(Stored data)

______________________________

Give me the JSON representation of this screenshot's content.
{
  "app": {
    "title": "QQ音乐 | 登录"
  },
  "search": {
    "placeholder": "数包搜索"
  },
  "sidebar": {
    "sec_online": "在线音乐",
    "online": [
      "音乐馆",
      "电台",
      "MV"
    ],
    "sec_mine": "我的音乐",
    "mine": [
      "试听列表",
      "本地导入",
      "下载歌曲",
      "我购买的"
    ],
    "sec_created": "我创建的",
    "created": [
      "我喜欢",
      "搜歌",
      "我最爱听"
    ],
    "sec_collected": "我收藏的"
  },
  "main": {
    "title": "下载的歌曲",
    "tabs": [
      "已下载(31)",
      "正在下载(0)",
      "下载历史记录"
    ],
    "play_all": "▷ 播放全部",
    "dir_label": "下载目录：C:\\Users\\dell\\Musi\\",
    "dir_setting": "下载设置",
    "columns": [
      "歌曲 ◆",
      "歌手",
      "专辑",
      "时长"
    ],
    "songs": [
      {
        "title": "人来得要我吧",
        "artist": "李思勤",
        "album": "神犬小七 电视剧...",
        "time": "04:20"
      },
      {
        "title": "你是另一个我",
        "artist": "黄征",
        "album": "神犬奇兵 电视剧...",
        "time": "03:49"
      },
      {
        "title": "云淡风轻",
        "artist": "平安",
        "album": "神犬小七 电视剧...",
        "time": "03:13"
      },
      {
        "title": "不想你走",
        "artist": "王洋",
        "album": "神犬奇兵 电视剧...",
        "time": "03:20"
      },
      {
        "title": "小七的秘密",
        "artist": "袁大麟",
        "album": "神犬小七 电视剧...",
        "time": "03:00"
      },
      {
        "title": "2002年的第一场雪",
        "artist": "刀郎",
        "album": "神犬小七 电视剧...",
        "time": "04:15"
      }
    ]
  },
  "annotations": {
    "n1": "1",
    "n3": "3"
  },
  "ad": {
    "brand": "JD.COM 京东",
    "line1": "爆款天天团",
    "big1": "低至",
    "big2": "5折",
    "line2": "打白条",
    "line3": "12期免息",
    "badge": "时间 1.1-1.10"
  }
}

______________________________

Objective → Pick each line holding the word "title" out of the data and copy it.

Expected output →
    "title": "QQ音乐 | 登录"
    "title": "下载的歌曲",
        "title": "人来得要我吧",
        "title": "你是另一个我",
        "title": "云淡风轻",
        "title": "不想你走",
        "title": "小七的秘密",
        "title": "2002年的第一场雪",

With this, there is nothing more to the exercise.